Tarefa proposta ->
De acordo com a página sobre a série "Sombra e Ossos", quantos episódios tem a temporada inicial lançada na Netflix?

Página ->
==================================================

Lançado em 2012, o livro “Sombra e Ossos”, de Leigh Bardugo, fez sucesso principalmente por dois motivos: a qualidade da narrativa e da criação de universo inspirado na Europa do final do século 19. As qualidades da escrita de Bardugo superaram até o fato de a protagonista, Alina, não ser lá uma personagem muito carismática.
O primeiro livro foi continuado com “Sol e Tormenta” e “Ruína e Ascensão”, que formam a “Trilogia Grisha”, e por duas duologias que se passam no mesmo mundo, “Six of Crows” e “Crooked Kingdom”, e “King of Scars” e “Rule of Wolves”. O universo estava pronto e as histórias, contadas em detalhes e com narrativas bem estruturadas, então era questão de tempo até que “Sombra e Ossos” fosse transformada na mais nova aposta no mundo de séries de fantasia.
“Sombra e Ossos” chega nesta sexta (23) à Netflix para uma temporada inicial de oito episódios que se misturam entre o primeiro livro da saga e o já citado “Six of Crows”. Essa abordagem possibilita que a série comandada por Eric Heisserer, indicado ao Oscar pelo roteiro do ótimo “A Chegada” (2016), tenha uma narrativa que se aproxima da de “Game of Thrones”, com vários núcleos vivenciando tramas paralelas no mesmo universo.
A história central, é claro, continua sendo a de Alina (Jessie Mei Li), uma jovem órfã recrutada para ser cartógrafa no exército. Em sua primeira verdadeira missão, para ficar perto de Mal (Archie Renaux), amigo com quem cresceu no orfanato, ela embarca em uma viagem na qual é necessária atravessar a Dobra, uma “cicatriz no mapa”, um local habitado por criaturas monstruosas que tornam sua travessia uma perigosa jornada. Durante a viagem, porém, Alina se descobre uma poderosa grisha (pessoas que manipulam os elementos) cujo poder é capaz de extinguir a Dobra e devolver a normalidade à Ravka.. Logo o líder do exército grisha, o general Kirigan (Ben Barnes), a leva para um castelo onde será devidamente treinada e estará protegida.

==================================================

Registros fornecidos ->
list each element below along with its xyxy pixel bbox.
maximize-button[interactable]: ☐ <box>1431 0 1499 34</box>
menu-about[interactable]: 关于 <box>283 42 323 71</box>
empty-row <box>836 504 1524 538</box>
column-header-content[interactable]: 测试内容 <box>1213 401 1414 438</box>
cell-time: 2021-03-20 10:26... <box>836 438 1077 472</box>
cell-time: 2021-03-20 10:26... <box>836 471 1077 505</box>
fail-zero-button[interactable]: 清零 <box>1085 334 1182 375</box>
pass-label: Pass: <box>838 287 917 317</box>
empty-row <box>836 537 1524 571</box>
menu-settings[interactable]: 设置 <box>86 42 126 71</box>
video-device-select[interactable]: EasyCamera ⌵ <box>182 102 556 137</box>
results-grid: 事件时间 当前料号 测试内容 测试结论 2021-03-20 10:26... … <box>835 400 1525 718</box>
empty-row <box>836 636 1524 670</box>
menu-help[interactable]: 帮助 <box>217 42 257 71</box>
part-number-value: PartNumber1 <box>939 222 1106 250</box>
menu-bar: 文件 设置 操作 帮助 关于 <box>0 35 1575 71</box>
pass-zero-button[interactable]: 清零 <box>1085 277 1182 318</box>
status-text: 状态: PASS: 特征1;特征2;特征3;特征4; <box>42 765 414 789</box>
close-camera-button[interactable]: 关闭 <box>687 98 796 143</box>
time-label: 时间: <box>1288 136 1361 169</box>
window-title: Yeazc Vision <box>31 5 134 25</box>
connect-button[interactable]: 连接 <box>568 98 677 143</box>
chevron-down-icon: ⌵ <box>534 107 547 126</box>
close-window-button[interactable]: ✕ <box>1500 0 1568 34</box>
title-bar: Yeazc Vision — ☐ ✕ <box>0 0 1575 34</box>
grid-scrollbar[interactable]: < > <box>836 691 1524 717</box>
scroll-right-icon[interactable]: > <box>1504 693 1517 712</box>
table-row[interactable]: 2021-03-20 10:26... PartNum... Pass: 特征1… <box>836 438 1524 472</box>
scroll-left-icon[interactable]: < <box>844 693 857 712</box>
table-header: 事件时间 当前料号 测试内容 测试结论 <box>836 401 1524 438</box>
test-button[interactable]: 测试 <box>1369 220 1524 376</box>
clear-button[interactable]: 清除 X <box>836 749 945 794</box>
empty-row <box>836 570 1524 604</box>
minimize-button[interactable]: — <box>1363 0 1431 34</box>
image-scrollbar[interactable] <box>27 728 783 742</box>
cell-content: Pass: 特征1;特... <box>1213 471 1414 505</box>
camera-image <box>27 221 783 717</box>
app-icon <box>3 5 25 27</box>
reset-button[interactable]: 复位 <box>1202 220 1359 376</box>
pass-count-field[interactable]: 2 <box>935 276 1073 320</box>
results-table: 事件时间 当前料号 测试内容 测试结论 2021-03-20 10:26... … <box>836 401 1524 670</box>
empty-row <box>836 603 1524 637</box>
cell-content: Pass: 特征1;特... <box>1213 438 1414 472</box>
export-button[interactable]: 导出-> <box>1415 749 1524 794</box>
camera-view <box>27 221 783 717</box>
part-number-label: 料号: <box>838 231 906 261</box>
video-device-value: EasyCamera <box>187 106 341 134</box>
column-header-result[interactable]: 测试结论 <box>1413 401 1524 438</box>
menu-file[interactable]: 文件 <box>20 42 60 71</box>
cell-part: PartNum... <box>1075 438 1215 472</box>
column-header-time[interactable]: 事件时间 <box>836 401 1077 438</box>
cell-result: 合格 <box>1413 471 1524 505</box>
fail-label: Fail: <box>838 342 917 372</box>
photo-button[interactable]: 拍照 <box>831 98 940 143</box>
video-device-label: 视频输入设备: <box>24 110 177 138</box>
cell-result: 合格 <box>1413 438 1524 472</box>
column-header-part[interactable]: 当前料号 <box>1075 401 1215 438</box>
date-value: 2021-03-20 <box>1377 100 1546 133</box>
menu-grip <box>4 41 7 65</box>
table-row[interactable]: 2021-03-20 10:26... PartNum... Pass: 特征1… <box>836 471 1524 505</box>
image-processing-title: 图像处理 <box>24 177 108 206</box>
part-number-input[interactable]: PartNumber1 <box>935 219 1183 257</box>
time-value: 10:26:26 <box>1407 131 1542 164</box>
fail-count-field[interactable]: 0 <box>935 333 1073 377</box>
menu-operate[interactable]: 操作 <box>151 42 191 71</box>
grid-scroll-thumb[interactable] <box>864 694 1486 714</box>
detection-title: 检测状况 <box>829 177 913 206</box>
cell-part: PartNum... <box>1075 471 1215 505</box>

==================================================

Resposta do exercício ->
A temporada inicial tem oito episódios.